- [What needs to be done] Collect all the lines that mention the word "YILADGAN".

- [Record set]
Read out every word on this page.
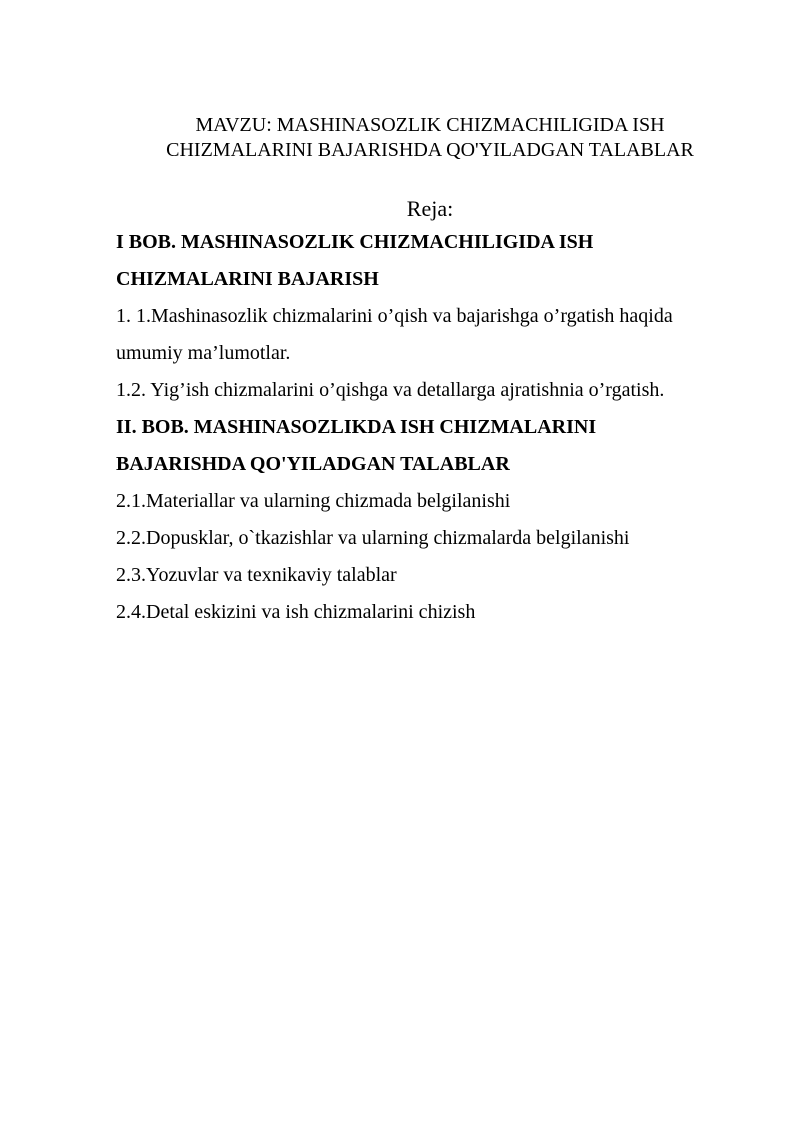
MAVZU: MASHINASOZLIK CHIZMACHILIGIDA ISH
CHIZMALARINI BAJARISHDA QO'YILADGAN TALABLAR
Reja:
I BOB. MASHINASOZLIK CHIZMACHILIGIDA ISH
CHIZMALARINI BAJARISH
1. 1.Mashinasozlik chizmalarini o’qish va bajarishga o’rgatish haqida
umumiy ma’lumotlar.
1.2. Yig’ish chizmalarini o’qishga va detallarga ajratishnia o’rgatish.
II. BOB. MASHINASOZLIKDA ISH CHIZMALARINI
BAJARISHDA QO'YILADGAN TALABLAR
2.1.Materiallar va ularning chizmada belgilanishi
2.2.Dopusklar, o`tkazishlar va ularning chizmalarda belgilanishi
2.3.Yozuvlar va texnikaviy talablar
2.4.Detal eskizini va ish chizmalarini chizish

- [Correct result]
CHIZMALARINI BAJARISHDA QO'YILADGAN TALABLAR
BAJARISHDA QO'YILADGAN TALABLAR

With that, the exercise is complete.